_YOUR TASK_
Extract, from the records beneath this instruction, each line that contains the word "delta".

Data entries:
########

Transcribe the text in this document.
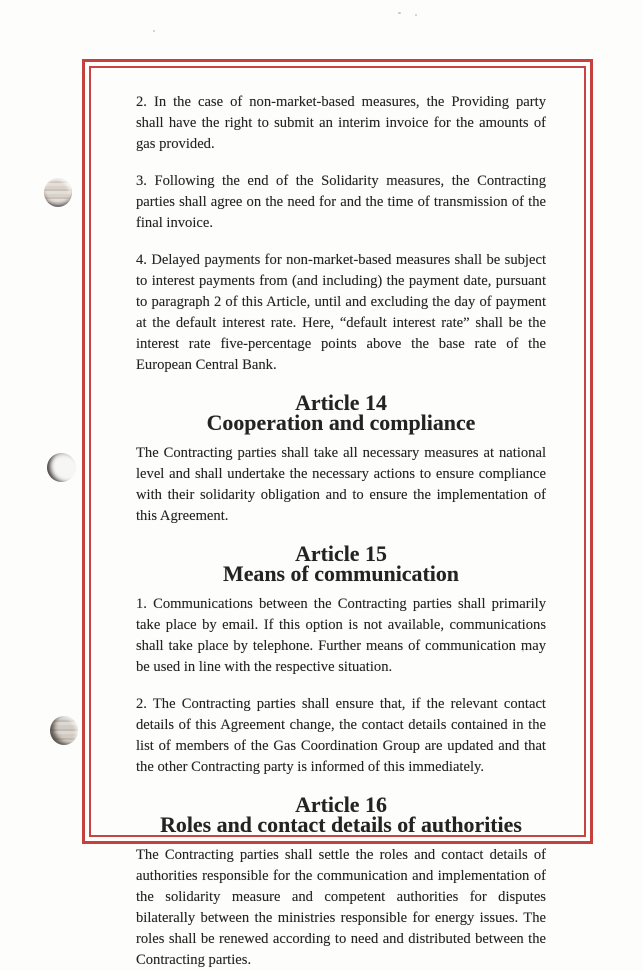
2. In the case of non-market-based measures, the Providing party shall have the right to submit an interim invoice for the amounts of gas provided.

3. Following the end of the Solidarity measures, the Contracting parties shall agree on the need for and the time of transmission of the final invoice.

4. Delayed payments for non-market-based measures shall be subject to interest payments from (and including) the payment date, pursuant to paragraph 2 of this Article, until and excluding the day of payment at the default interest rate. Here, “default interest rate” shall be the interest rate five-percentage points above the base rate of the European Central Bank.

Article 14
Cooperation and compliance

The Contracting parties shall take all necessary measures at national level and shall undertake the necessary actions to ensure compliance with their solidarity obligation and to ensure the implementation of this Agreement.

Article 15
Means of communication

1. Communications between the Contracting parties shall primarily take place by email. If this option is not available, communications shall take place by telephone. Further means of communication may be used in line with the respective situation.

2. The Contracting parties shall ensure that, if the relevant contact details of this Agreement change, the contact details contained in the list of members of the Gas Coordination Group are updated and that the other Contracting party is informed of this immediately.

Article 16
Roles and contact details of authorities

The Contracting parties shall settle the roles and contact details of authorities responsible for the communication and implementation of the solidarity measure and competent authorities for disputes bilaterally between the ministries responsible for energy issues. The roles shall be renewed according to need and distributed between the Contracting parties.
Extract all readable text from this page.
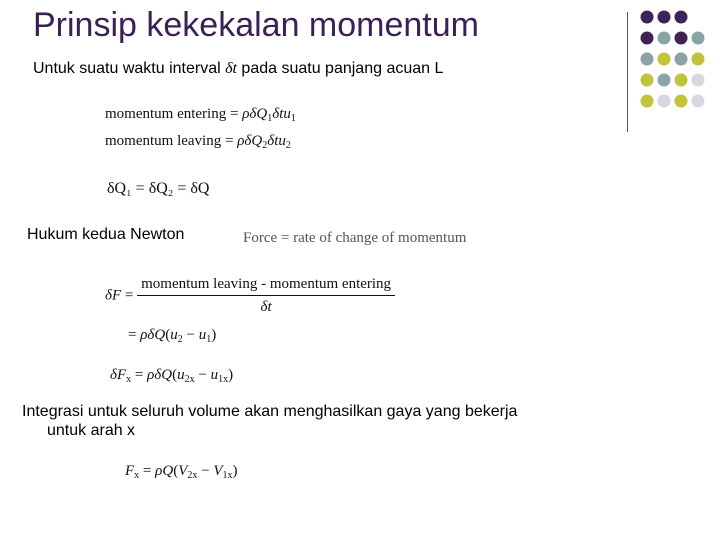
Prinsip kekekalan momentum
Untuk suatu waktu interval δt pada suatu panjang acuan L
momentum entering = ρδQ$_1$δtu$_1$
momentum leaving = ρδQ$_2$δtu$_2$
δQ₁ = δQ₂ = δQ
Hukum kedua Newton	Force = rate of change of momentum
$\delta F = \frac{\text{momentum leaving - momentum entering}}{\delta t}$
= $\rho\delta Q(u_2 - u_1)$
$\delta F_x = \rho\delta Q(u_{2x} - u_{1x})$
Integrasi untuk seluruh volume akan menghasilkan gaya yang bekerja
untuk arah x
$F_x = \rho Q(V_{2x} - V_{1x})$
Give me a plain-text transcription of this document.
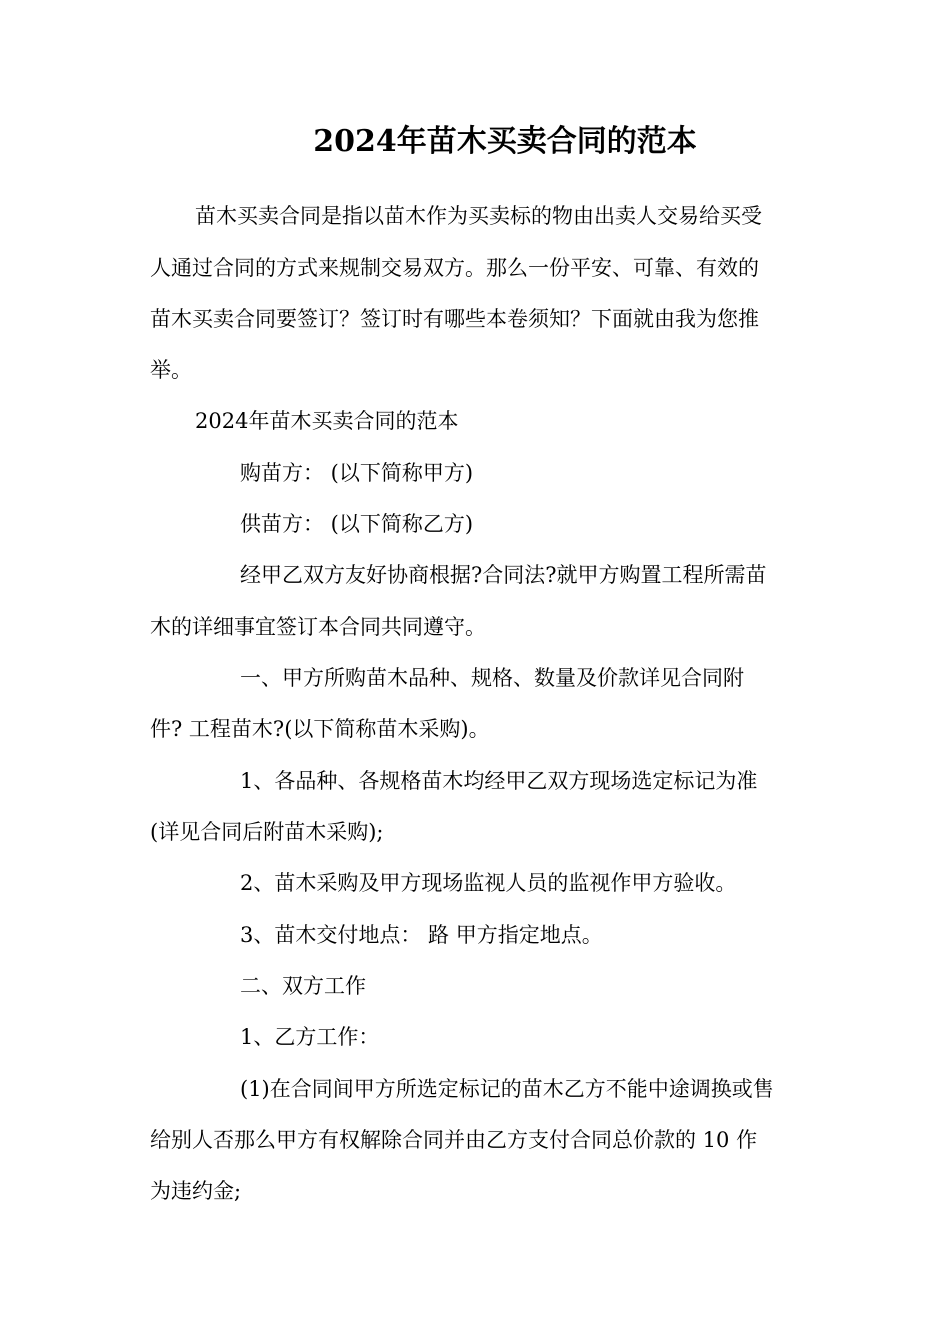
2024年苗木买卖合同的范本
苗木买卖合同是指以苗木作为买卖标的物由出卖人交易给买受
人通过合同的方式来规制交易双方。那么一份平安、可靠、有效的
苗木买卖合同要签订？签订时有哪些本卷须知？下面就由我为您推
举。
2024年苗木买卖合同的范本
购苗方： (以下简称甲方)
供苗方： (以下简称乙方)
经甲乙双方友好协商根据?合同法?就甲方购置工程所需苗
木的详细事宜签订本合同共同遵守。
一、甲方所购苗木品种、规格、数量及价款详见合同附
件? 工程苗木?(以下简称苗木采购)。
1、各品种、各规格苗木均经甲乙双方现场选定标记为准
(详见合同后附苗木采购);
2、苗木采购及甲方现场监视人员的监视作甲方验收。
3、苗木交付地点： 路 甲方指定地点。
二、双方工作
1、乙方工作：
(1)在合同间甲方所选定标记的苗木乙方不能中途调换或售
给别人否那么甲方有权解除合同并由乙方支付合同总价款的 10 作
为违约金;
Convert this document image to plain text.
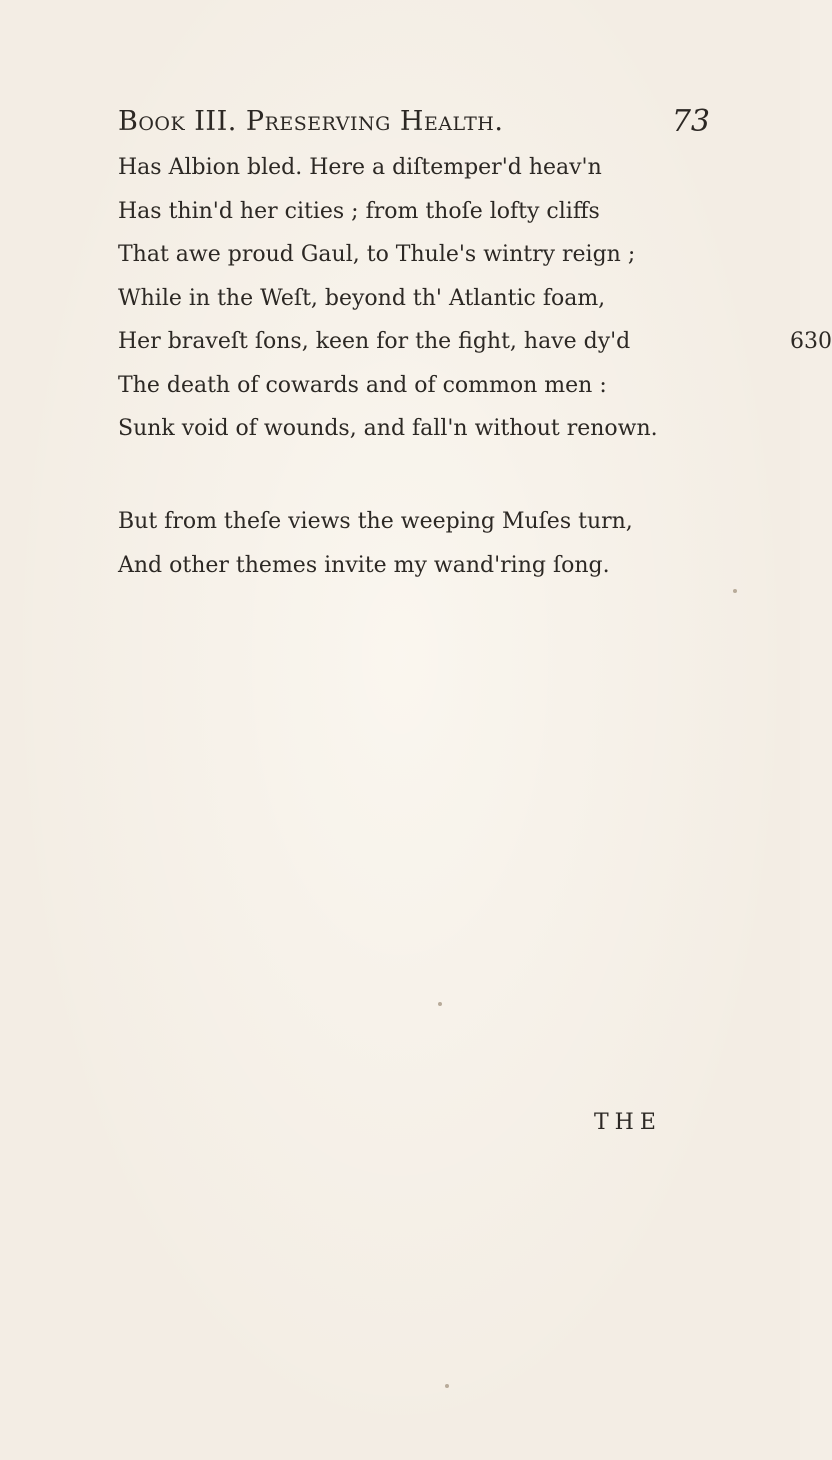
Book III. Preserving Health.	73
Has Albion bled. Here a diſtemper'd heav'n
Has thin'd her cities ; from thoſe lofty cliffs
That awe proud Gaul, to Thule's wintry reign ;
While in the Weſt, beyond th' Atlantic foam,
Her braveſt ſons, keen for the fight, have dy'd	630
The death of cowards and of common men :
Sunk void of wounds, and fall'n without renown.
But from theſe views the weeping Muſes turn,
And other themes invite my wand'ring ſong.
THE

########

_FINISHED TASK_
$\delta F = \frac{\text{momentum leaving - momentum entering}}{\delta t}$
= $\rho\delta Q(u_2 - u_1)$
$\delta F_x = \rho\delta Q(u_{2x} - u_{1x})$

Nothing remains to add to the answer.